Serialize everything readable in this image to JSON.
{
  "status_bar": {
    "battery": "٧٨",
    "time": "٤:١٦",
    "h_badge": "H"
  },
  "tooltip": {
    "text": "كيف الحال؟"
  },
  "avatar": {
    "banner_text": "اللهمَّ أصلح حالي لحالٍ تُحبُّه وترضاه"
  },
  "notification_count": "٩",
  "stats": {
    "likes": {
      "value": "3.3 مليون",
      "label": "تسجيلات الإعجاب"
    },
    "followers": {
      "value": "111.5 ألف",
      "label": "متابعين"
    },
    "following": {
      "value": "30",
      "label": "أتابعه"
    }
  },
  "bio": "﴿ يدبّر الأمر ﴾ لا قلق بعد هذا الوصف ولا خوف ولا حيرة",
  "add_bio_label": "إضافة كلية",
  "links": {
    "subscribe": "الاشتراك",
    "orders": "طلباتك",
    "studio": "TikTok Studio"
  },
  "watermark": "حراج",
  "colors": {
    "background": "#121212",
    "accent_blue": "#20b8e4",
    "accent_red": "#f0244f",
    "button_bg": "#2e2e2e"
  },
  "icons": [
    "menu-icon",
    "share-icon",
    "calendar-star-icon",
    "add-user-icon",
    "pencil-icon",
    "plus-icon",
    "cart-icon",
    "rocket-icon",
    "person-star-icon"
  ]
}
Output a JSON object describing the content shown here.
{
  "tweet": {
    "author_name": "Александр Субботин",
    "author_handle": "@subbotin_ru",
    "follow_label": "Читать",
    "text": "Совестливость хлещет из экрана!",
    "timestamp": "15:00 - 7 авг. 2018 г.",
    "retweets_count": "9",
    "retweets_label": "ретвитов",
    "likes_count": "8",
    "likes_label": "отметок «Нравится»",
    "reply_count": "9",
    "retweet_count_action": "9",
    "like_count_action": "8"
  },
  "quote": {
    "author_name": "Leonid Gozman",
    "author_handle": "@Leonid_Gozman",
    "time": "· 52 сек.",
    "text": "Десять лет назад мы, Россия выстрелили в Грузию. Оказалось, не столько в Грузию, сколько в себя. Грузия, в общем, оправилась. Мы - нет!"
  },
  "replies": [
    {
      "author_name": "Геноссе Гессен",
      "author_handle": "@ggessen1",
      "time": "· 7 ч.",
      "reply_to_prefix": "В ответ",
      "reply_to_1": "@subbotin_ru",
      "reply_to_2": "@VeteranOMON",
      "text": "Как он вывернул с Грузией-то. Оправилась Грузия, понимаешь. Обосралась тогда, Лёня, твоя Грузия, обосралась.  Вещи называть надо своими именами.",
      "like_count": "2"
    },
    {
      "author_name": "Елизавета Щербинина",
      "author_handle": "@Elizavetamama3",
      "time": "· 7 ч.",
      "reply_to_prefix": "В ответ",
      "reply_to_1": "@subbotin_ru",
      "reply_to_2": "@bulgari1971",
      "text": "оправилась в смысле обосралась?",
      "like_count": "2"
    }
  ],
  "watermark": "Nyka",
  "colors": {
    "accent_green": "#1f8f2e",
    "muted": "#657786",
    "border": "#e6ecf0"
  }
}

- Stated goal: Copy all of the data. Keep every word exactly as it is.

- Result for this task:
Serialize everything readable in this image to JSON.
{
  "status_bar": {
    "battery": "٧٨",
    "time": "٤:١٦",
    "h_badge": "H"
  },
  "tooltip": {
    "text": "كيف الحال؟"
  },
  "avatar": {
    "banner_text": "اللهمَّ أصلح حالي لحالٍ تُحبُّه وترضاه"
  },
  "notification_count": "٩",
  "stats": {
    "likes": {
      "value": "3.3 مليون",
      "label": "تسجيلات الإعجاب"
    },
    "followers": {
      "value": "111.5 ألف",
      "label": "متابعين"
    },
    "following": {
      "value": "30",
      "label": "أتابعه"
    }
  },
  "bio": "﴿ يدبّر الأمر ﴾ لا قلق بعد هذا الوصف ولا خوف ولا حيرة",
  "add_bio_label": "إضافة كلية",
  "links": {
    "subscribe": "الاشتراك",
    "orders": "طلباتك",
    "studio": "TikTok Studio"
  },
  "watermark": "حراج",
  "colors": {
    "background": "#121212",
    "accent_blue": "#20b8e4",
    "accent_red": "#f0244f",
    "button_bg": "#2e2e2e"
  },
  "icons": [
    "menu-icon",
    "share-icon",
    "calendar-star-icon",
    "add-user-icon",
    "pencil-icon",
    "plus-icon",
    "cart-icon",
    "rocket-icon",
    "person-star-icon"
  ]
}
Output a JSON object describing the content shown here.
{
  "tweet": {
    "author_name": "Александр Субботин",
    "author_handle": "@subbotin_ru",
    "follow_label": "Читать",
    "text": "Совестливость хлещет из экрана!",
    "timestamp": "15:00 - 7 авг. 2018 г.",
    "retweets_count": "9",
    "retweets_label": "ретвитов",
    "likes_count": "8",
    "likes_label": "отметок «Нравится»",
    "reply_count": "9",
    "retweet_count_action": "9",
    "like_count_action": "8"
  },
  "quote": {
    "author_name": "Leonid Gozman",
    "author_handle": "@Leonid_Gozman",
    "time": "· 52 сек.",
    "text": "Десять лет назад мы, Россия выстрелили в Грузию. Оказалось, не столько в Грузию, сколько в себя. Грузия, в общем, оправилась. Мы - нет!"
  },
  "replies": [
    {
      "author_name": "Геноссе Гессен",
      "author_handle": "@ggessen1",
      "time": "· 7 ч.",
      "reply_to_prefix": "В ответ",
      "reply_to_1": "@subbotin_ru",
      "reply_to_2": "@VeteranOMON",
      "text": "Как он вывернул с Грузией-то. Оправилась Грузия, понимаешь. Обосралась тогда, Лёня, твоя Грузия, обосралась.  Вещи называть надо своими именами.",
      "like_count": "2"
    },
    {
      "author_name": "Елизавета Щербинина",
      "author_handle": "@Elizavetamama3",
      "time": "· 7 ч.",
      "reply_to_prefix": "В ответ",
      "reply_to_1": "@subbotin_ru",
      "reply_to_2": "@bulgari1971",
      "text": "оправилась в смысле обосралась?",
      "like_count": "2"
    }
  ],
  "watermark": "Nyka",
  "colors": {
    "accent_green": "#1f8f2e",
    "muted": "#657786",
    "border": "#e6ecf0"
  }
}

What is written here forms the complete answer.